## TEXT SEGMENT
== Segment start ==

As far as "understanding" the Wii audience, I'm not even entirely sure NINTENDO understands the Wii audience, considering games like Excitebots have failed at retail just like some of the third party games we're talking about.
Well then why do third parties continue to act like Nintendo's got a secret line in to their customers if even Nintendo doesn't know? And why does Nintendo not throw a PR temper tantrum when they do have a titles that fails?
Where's the outrage over that?
Nintendo didn't blame us...?
And rather, it's not that I'm surprised that you're upset that third parties seem to make mistake after mistake, but when this thread reached it's ELEVENTH page in about a week, the tone goes from "sour grapes" to absolutely enraged.
It's obviously a hot button issue that isn't going away. People are rightfully enraged at being blamed for third party games selling poorly when they make awful games, when they make spinoff games in lieu of real effort, poorly market them, and blame Nintendo, Wii Owners, and the economy instead of their obviously crummy games.

== Segment end ==

## SUPPLIED ENTRIES
== Segment start ==

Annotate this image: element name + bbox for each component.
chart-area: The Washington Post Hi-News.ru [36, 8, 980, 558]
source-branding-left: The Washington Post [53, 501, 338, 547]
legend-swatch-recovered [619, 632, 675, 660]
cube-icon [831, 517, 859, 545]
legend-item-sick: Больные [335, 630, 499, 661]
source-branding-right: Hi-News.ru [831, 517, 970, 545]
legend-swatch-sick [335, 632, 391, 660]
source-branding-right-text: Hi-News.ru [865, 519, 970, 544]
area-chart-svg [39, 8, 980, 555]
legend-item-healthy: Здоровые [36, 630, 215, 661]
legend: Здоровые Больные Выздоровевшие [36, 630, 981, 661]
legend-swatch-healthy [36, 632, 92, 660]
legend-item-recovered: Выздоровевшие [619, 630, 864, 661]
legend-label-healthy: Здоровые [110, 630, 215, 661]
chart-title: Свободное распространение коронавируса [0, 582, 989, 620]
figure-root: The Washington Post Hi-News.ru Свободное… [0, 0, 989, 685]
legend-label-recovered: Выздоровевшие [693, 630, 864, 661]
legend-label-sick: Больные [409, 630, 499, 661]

== Segment end ==

## PROBLEMS AND TASKS
- 1) Copy the forum post word for word, starting at "Where's the outrage" and ending at "obviously crummy games.".
- 2) Answer these questions from the forum post:
(a) Which game is named as having failed at retail?
(b) Which page had the thread reached, and in about how long?
(c) Besides Nintendo and Wii owners, what do third parties blame?
The lines play no part in this.

## ANSWER SET
- 1)
Where's the outrage over that?
Nintendo didn't blame us...?
And rather, it's not that I'm surprised that you're upset that third parties seem to make mistake after mistake, but when this thread reached it's ELEVENTH page in about a week, the tone goes from "sour grapes" to absolutely enraged.
It's obviously a hot button issue that isn't going away. People are rightfully enraged at being blamed for third party games selling poorly when they make awful games, when they make spinoff games in lieu of real effort, poorly market them, and blame Nintendo, Wii Owners, and the economy instead of their obviously crummy games.

- 2)
(a) Excitebots
(b) Its eleventh page, in about a week
(c) The economy